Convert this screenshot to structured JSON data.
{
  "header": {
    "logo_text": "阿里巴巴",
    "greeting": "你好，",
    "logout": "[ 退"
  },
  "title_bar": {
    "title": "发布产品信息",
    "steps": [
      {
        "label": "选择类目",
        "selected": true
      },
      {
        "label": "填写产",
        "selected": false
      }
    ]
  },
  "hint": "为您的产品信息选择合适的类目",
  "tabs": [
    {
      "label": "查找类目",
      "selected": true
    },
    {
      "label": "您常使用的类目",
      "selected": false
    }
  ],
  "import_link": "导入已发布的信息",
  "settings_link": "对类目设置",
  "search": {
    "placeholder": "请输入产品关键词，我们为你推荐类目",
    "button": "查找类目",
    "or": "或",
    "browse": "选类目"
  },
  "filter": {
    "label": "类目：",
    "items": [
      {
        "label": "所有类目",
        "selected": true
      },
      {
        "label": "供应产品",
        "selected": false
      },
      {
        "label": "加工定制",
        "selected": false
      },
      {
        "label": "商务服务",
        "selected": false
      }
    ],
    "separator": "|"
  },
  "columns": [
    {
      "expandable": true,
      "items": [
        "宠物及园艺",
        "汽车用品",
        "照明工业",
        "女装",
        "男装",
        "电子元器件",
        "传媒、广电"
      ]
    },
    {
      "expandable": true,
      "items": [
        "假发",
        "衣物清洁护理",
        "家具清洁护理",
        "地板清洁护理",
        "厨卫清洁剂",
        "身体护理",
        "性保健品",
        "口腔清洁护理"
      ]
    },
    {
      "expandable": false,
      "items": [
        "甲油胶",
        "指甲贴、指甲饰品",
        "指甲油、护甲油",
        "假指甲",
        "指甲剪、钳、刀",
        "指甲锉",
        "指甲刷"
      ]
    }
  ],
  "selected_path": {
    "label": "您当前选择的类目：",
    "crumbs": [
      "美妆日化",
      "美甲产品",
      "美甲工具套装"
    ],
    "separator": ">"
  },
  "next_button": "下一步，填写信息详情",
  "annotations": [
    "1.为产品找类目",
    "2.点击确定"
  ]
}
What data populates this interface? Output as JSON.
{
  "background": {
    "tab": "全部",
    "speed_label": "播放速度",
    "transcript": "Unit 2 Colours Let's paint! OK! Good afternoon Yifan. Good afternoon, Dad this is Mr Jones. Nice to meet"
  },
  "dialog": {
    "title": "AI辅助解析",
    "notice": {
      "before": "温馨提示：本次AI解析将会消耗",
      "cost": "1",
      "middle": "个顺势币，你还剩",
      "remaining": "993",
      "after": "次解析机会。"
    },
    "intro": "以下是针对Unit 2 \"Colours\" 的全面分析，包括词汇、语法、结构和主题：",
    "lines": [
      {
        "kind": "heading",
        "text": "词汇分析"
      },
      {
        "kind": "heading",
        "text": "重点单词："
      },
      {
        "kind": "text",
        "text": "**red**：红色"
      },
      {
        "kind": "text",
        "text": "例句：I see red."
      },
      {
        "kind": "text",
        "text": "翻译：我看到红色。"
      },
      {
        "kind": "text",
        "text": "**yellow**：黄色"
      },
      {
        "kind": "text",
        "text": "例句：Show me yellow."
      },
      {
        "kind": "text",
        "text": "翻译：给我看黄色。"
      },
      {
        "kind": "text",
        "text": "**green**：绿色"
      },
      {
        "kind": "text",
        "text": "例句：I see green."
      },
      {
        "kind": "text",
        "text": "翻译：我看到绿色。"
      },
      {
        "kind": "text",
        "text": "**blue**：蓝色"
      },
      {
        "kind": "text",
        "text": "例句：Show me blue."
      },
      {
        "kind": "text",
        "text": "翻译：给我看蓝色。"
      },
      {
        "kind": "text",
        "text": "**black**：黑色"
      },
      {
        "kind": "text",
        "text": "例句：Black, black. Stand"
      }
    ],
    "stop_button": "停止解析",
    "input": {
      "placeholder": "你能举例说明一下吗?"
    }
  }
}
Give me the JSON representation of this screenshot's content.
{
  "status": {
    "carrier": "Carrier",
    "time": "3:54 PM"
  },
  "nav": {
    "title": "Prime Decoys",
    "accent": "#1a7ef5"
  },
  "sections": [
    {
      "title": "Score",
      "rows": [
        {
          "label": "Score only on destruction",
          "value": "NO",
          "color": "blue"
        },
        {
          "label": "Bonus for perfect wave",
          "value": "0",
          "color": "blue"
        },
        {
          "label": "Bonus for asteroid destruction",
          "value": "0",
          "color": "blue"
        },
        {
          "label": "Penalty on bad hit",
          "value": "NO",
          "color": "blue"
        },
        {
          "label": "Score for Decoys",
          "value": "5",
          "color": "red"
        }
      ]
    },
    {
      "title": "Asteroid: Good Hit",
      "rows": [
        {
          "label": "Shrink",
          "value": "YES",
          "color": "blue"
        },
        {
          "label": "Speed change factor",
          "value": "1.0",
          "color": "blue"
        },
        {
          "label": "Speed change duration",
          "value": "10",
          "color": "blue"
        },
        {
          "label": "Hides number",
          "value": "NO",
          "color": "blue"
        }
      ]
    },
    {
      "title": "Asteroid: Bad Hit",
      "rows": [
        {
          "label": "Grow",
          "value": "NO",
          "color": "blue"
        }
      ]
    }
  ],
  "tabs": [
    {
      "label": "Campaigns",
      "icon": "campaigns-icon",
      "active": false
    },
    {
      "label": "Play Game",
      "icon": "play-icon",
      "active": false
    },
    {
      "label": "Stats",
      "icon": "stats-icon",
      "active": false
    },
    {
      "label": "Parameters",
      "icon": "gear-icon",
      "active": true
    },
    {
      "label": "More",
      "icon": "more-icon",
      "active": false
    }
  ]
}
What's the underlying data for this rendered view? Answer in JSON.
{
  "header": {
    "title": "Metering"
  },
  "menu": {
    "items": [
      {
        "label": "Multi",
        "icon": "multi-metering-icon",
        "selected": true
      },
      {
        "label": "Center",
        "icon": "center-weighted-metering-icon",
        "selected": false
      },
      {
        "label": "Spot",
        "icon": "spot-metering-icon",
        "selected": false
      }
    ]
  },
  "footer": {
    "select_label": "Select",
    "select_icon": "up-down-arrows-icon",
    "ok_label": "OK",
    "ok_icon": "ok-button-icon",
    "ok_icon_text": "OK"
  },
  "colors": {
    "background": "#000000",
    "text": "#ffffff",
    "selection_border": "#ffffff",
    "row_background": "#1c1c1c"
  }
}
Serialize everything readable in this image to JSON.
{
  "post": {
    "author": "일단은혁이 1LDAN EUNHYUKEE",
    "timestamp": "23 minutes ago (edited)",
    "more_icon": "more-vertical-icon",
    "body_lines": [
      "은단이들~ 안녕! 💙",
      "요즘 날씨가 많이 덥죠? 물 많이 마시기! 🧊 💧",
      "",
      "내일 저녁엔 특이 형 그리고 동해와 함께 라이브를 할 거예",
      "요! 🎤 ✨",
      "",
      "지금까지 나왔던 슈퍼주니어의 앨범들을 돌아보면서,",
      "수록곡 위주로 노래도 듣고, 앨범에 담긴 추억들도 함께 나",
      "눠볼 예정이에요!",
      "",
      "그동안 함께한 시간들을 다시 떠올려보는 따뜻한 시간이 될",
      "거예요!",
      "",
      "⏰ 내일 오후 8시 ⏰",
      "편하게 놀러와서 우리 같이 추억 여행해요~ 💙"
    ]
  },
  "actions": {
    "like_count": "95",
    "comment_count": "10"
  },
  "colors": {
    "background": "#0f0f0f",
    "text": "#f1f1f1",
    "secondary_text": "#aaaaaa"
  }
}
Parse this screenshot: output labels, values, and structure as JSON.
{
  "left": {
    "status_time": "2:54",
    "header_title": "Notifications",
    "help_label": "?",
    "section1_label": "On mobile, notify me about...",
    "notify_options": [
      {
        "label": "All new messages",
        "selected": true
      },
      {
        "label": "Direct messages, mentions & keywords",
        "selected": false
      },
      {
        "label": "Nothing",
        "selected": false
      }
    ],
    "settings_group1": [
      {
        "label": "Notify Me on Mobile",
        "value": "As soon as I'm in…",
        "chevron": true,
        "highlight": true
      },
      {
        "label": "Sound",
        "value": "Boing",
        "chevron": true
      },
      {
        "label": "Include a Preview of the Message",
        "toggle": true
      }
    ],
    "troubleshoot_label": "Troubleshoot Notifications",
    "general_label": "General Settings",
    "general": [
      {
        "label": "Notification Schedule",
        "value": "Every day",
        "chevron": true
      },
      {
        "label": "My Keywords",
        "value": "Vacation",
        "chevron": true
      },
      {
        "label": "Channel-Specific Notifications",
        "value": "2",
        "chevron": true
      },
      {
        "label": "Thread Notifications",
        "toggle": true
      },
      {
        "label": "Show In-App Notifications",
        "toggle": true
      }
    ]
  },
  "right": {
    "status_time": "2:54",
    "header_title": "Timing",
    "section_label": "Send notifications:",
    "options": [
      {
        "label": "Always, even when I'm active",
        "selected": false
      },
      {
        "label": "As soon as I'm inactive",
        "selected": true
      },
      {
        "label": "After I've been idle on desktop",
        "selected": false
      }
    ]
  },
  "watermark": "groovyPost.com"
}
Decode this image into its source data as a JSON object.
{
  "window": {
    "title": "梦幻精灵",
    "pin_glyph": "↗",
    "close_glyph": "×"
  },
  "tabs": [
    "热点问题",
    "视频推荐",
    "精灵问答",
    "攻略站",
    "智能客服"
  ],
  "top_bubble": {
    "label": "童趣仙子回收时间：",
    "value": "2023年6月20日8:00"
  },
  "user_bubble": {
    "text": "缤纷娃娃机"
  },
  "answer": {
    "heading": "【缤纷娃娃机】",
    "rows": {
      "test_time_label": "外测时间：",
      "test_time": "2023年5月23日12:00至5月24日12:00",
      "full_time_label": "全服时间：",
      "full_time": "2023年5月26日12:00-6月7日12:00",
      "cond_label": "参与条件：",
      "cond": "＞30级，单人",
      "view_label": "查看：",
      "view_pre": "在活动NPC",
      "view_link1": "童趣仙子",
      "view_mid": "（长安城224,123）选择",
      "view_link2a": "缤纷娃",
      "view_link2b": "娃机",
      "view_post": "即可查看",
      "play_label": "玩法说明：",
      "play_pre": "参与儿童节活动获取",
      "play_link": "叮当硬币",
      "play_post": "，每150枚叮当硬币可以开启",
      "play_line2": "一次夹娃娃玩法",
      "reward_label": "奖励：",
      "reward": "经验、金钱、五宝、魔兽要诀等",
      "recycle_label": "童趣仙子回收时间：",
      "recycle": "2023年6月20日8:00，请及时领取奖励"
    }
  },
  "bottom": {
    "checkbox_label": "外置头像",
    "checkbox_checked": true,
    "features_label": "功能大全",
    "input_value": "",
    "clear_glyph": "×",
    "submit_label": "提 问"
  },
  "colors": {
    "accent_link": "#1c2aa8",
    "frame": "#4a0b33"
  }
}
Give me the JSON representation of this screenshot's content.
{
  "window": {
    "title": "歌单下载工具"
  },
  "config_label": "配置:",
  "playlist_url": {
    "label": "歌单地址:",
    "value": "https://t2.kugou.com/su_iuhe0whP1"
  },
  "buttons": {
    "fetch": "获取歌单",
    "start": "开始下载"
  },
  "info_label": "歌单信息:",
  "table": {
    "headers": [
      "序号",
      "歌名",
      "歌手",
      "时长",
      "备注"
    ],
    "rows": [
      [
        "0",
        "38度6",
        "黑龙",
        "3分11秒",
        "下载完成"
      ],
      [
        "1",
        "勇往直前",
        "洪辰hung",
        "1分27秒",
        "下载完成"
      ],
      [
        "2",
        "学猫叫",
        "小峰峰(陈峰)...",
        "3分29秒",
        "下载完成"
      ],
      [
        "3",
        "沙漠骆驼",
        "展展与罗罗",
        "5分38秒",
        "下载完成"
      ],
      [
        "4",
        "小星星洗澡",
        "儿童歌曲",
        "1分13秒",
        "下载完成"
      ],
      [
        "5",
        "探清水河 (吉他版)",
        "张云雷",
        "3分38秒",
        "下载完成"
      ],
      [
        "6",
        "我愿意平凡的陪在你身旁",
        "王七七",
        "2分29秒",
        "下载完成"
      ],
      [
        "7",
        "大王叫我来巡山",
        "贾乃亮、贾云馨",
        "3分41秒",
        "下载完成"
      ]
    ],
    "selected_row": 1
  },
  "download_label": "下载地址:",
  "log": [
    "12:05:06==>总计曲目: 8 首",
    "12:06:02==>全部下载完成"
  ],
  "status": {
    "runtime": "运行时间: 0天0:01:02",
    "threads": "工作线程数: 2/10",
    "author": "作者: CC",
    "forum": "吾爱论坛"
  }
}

________________________

◆ TASK GOAL
Return all the lines that contain the string "JSON".

◆ RESPONSE BELOW
Convert this screenshot to structured JSON data.
What data populates this interface? Output as JSON.
Give me the JSON representation of this screenshot's content.
What's the underlying data for this rendered view? Answer in JSON.
Serialize everything readable in this image to JSON.
Parse this screenshot: output labels, values, and structure as JSON.
Decode this image into its source data as a JSON object.
Give me the JSON representation of this screenshot's content.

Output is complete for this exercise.